**THE PROBLEM**
Could you swap "post-line" for "text-line" throughout the entries below, give every line again otherwise unchanged, and leave out the pictures?
━━━━━━
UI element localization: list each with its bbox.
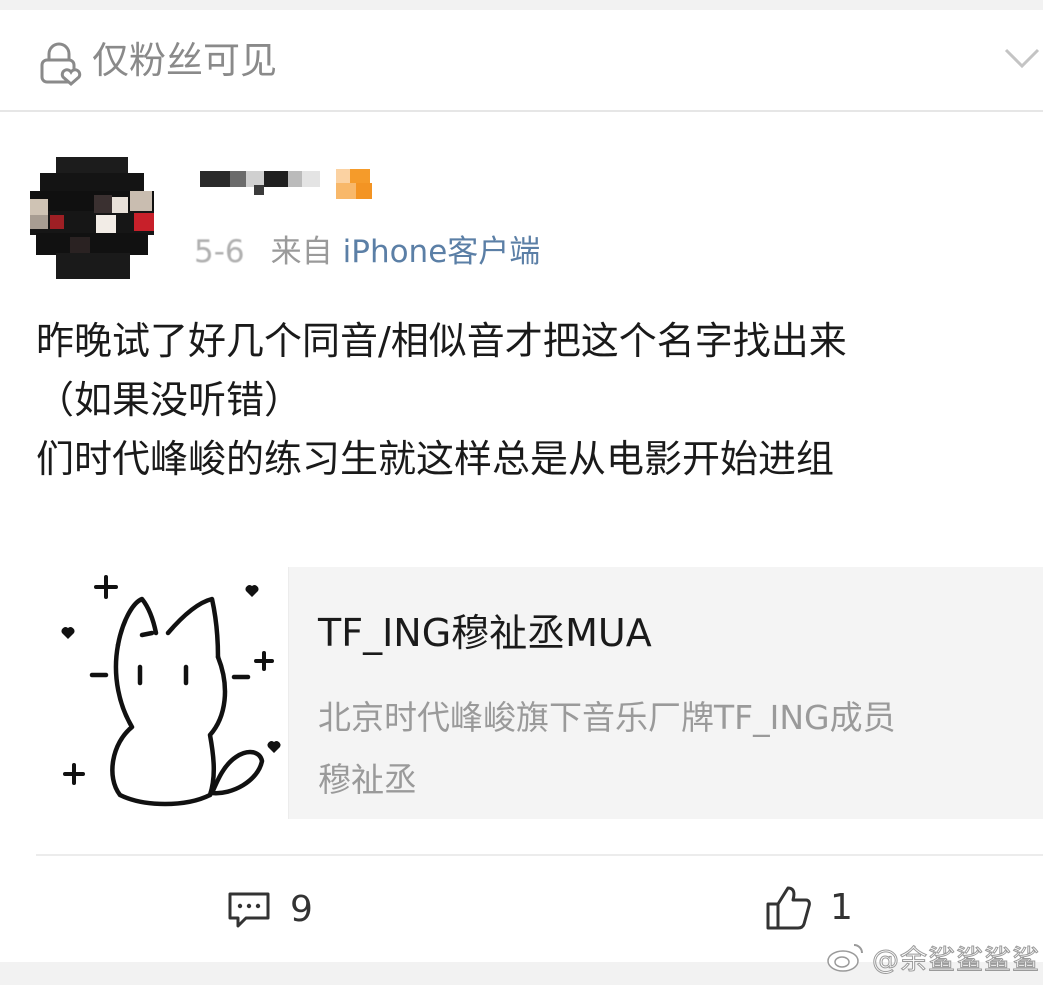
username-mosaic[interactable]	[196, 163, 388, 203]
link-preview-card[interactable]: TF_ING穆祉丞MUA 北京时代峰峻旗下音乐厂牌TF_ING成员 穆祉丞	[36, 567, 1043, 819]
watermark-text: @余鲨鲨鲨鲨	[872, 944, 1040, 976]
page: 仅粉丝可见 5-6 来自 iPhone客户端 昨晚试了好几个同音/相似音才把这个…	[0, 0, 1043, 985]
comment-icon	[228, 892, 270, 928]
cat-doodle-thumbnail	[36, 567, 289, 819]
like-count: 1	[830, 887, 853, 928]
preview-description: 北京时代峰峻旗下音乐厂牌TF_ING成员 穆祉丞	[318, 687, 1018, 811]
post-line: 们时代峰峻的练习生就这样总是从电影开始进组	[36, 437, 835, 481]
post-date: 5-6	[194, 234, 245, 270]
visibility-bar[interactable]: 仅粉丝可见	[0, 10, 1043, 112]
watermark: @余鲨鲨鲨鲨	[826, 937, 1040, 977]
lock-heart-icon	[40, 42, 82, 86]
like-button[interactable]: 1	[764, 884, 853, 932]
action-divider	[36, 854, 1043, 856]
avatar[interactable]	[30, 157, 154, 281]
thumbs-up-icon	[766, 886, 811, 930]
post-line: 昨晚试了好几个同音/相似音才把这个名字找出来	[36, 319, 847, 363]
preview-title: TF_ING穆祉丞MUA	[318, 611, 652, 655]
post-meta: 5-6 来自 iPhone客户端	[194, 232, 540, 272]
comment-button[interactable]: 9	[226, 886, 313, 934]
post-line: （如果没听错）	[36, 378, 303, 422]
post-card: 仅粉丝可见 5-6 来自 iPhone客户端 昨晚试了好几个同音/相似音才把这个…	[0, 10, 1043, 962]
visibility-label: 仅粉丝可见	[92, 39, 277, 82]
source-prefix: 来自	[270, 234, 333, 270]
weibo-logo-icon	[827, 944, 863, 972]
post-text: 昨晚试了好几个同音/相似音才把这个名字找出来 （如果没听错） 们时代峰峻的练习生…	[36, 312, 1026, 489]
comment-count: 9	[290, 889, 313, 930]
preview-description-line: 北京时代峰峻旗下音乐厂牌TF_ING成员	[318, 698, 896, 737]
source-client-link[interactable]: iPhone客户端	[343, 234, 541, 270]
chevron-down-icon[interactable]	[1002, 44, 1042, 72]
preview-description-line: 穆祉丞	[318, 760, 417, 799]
━━━━━━
**ANSWER TO THE EXERCISE**
UI element localization: list each with its bbox.
username-mosaic[interactable]	[196, 163, 388, 203]
link-preview-card[interactable]: TF_ING穆祉丞MUA 北京时代峰峻旗下音乐厂牌TF_ING成员 穆祉丞	[36, 567, 1043, 819]
watermark-text: @余鲨鲨鲨鲨	[872, 944, 1040, 976]
page: 仅粉丝可见 5-6 来自 iPhone客户端 昨晚试了好几个同音/相似音才把这个…	[0, 0, 1043, 985]
comment-icon	[228, 892, 270, 928]
cat-doodle-thumbnail	[36, 567, 289, 819]
like-count: 1	[830, 887, 853, 928]
preview-description: 北京时代峰峻旗下音乐厂牌TF_ING成员 穆祉丞	[318, 687, 1018, 811]
text-line: 们时代峰峻的练习生就这样总是从电影开始进组	[36, 437, 835, 481]
post-date: 5-6	[194, 234, 245, 270]
visibility-bar[interactable]: 仅粉丝可见	[0, 10, 1043, 112]
watermark: @余鲨鲨鲨鲨	[826, 937, 1040, 977]
lock-heart-icon	[40, 42, 82, 86]
like-button[interactable]: 1	[764, 884, 853, 932]
action-divider	[36, 854, 1043, 856]
avatar[interactable]	[30, 157, 154, 281]
thumbs-up-icon	[766, 886, 811, 930]
text-line: 昨晚试了好几个同音/相似音才把这个名字找出来	[36, 319, 847, 363]
preview-title: TF_ING穆祉丞MUA	[318, 611, 652, 655]
post-meta: 5-6 来自 iPhone客户端	[194, 232, 540, 272]
comment-button[interactable]: 9	[226, 886, 313, 934]
text-line: （如果没听错）	[36, 378, 303, 422]
post-card: 仅粉丝可见 5-6 来自 iPhone客户端 昨晚试了好几个同音/相似音才把这个…	[0, 10, 1043, 962]
visibility-label: 仅粉丝可见	[92, 39, 277, 82]
source-prefix: 来自	[270, 234, 333, 270]
weibo-logo-icon	[827, 944, 863, 972]
post-text: 昨晚试了好几个同音/相似音才把这个名字找出来 （如果没听错） 们时代峰峻的练习生…	[36, 312, 1026, 489]
comment-count: 9	[290, 889, 313, 930]
preview-description-line: 北京时代峰峻旗下音乐厂牌TF_ING成员	[318, 698, 896, 737]
source-client-link[interactable]: iPhone客户端	[343, 234, 541, 270]
chevron-down-icon[interactable]	[1002, 44, 1042, 72]
preview-description-line: 穆祉丞	[318, 760, 417, 799]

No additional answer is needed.